--- START Supplied material ---

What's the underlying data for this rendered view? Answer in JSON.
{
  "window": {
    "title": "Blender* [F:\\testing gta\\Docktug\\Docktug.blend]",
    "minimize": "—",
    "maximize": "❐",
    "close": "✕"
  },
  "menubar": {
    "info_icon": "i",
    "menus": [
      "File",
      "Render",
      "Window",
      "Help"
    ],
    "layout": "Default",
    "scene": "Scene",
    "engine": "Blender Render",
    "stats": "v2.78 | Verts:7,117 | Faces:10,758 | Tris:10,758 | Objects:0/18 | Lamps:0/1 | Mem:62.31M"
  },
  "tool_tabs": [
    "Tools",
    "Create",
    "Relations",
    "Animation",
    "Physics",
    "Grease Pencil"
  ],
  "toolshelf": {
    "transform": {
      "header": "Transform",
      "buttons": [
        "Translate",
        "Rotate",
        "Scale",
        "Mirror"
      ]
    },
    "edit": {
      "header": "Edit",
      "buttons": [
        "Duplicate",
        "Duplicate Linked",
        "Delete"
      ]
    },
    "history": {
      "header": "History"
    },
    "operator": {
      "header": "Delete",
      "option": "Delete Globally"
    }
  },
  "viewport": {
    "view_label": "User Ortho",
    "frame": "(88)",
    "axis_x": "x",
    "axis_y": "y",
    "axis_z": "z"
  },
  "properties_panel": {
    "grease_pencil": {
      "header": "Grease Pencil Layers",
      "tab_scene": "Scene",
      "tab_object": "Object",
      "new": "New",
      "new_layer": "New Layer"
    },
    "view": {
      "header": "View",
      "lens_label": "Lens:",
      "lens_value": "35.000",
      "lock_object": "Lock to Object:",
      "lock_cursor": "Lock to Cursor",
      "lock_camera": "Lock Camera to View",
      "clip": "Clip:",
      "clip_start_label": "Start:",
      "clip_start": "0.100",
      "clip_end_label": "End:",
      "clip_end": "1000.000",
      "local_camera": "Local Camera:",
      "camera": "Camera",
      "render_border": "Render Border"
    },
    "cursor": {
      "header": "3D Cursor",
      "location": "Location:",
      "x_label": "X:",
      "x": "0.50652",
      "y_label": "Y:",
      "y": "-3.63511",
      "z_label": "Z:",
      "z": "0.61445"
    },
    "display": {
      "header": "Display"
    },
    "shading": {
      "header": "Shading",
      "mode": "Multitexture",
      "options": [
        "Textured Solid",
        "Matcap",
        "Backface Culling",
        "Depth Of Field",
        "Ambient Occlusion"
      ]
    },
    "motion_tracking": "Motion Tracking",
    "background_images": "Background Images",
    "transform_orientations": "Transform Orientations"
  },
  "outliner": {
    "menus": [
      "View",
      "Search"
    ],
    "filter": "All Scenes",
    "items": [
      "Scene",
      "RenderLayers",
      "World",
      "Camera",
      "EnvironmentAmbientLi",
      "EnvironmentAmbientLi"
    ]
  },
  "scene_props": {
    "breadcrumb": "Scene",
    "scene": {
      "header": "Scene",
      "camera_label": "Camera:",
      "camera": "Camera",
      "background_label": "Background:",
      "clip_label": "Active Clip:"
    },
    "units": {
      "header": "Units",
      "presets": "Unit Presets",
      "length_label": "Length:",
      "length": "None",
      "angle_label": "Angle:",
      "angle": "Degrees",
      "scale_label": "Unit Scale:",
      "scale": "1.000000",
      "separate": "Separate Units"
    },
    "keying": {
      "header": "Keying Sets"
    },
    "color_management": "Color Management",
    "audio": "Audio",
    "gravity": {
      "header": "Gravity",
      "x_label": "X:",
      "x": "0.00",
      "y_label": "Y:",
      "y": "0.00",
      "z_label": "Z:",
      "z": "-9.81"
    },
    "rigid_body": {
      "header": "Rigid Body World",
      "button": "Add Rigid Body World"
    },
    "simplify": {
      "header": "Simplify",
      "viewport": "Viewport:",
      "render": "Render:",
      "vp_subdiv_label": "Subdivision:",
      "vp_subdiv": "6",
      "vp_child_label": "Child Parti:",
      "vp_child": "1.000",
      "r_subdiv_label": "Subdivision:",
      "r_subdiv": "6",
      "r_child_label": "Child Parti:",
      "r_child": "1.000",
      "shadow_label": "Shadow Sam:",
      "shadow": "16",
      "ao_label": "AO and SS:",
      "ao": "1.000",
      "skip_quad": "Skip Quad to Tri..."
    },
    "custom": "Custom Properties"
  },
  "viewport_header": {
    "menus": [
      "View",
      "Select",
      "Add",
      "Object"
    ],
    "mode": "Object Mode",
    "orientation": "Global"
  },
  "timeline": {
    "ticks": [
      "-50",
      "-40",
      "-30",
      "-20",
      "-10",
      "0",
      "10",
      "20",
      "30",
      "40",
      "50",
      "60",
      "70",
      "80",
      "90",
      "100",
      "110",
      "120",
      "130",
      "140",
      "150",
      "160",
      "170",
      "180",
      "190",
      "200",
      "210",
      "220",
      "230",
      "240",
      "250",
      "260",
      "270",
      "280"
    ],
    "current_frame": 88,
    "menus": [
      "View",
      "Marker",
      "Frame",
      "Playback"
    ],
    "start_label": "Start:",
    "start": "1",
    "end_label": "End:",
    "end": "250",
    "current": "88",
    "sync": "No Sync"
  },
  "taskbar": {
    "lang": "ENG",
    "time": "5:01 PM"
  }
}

--- END Supplied material ---

**Short problem**
All entries shown above should be printed again exactly.

**Reply to the exercise**
What's the underlying data for this rendered view? Answer in JSON.
{
  "window": {
    "title": "Blender* [F:\\testing gta\\Docktug\\Docktug.blend]",
    "minimize": "—",
    "maximize": "❐",
    "close": "✕"
  },
  "menubar": {
    "info_icon": "i",
    "menus": [
      "File",
      "Render",
      "Window",
      "Help"
    ],
    "layout": "Default",
    "scene": "Scene",
    "engine": "Blender Render",
    "stats": "v2.78 | Verts:7,117 | Faces:10,758 | Tris:10,758 | Objects:0/18 | Lamps:0/1 | Mem:62.31M"
  },
  "tool_tabs": [
    "Tools",
    "Create",
    "Relations",
    "Animation",
    "Physics",
    "Grease Pencil"
  ],
  "toolshelf": {
    "transform": {
      "header": "Transform",
      "buttons": [
        "Translate",
        "Rotate",
        "Scale",
        "Mirror"
      ]
    },
    "edit": {
      "header": "Edit",
      "buttons": [
        "Duplicate",
        "Duplicate Linked",
        "Delete"
      ]
    },
    "history": {
      "header": "History"
    },
    "operator": {
      "header": "Delete",
      "option": "Delete Globally"
    }
  },
  "viewport": {
    "view_label": "User Ortho",
    "frame": "(88)",
    "axis_x": "x",
    "axis_y": "y",
    "axis_z": "z"
  },
  "properties_panel": {
    "grease_pencil": {
      "header": "Grease Pencil Layers",
      "tab_scene": "Scene",
      "tab_object": "Object",
      "new": "New",
      "new_layer": "New Layer"
    },
    "view": {
      "header": "View",
      "lens_label": "Lens:",
      "lens_value": "35.000",
      "lock_object": "Lock to Object:",
      "lock_cursor": "Lock to Cursor",
      "lock_camera": "Lock Camera to View",
      "clip": "Clip:",
      "clip_start_label": "Start:",
      "clip_start": "0.100",
      "clip_end_label": "End:",
      "clip_end": "1000.000",
      "local_camera": "Local Camera:",
      "camera": "Camera",
      "render_border": "Render Border"
    },
    "cursor": {
      "header": "3D Cursor",
      "location": "Location:",
      "x_label": "X:",
      "x": "0.50652",
      "y_label": "Y:",
      "y": "-3.63511",
      "z_label": "Z:",
      "z": "0.61445"
    },
    "display": {
      "header": "Display"
    },
    "shading": {
      "header": "Shading",
      "mode": "Multitexture",
      "options": [
        "Textured Solid",
        "Matcap",
        "Backface Culling",
        "Depth Of Field",
        "Ambient Occlusion"
      ]
    },
    "motion_tracking": "Motion Tracking",
    "background_images": "Background Images",
    "transform_orientations": "Transform Orientations"
  },
  "outliner": {
    "menus": [
      "View",
      "Search"
    ],
    "filter": "All Scenes",
    "items": [
      "Scene",
      "RenderLayers",
      "World",
      "Camera",
      "EnvironmentAmbientLi",
      "EnvironmentAmbientLi"
    ]
  },
  "scene_props": {
    "breadcrumb": "Scene",
    "scene": {
      "header": "Scene",
      "camera_label": "Camera:",
      "camera": "Camera",
      "background_label": "Background:",
      "clip_label": "Active Clip:"
    },
    "units": {
      "header": "Units",
      "presets": "Unit Presets",
      "length_label": "Length:",
      "length": "None",
      "angle_label": "Angle:",
      "angle": "Degrees",
      "scale_label": "Unit Scale:",
      "scale": "1.000000",
      "separate": "Separate Units"
    },
    "keying": {
      "header": "Keying Sets"
    },
    "color_management": "Color Management",
    "audio": "Audio",
    "gravity": {
      "header": "Gravity",
      "x_label": "X:",
      "x": "0.00",
      "y_label": "Y:",
      "y": "0.00",
      "z_label": "Z:",
      "z": "-9.81"
    },
    "rigid_body": {
      "header": "Rigid Body World",
      "button": "Add Rigid Body World"
    },
    "simplify": {
      "header": "Simplify",
      "viewport": "Viewport:",
      "render": "Render:",
      "vp_subdiv_label": "Subdivision:",
      "vp_subdiv": "6",
      "vp_child_label": "Child Parti:",
      "vp_child": "1.000",
      "r_subdiv_label": "Subdivision:",
      "r_subdiv": "6",
      "r_child_label": "Child Parti:",
      "r_child": "1.000",
      "shadow_label": "Shadow Sam:",
      "shadow": "16",
      "ao_label": "AO and SS:",
      "ao": "1.000",
      "skip_quad": "Skip Quad to Tri..."
    },
    "custom": "Custom Properties"
  },
  "viewport_header": {
    "menus": [
      "View",
      "Select",
      "Add",
      "Object"
    ],
    "mode": "Object Mode",
    "orientation": "Global"
  },
  "timeline": {
    "ticks": [
      "-50",
      "-40",
      "-30",
      "-20",
      "-10",
      "0",
      "10",
      "20",
      "30",
      "40",
      "50",
      "60",
      "70",
      "80",
      "90",
      "100",
      "110",
      "120",
      "130",
      "140",
      "150",
      "160",
      "170",
      "180",
      "190",
      "200",
      "210",
      "220",
      "230",
      "240",
      "250",
      "260",
      "270",
      "280"
    ],
    "current_frame": 88,
    "menus": [
      "View",
      "Marker",
      "Frame",
      "Playback"
    ],
    "start_label": "Start:",
    "start": "1",
    "end_label": "End:",
    "end": "250",
    "current": "88",
    "sync": "No Sync"
  },
  "taskbar": {
    "lang": "ENG",
    "time": "5:01 PM"
  }
}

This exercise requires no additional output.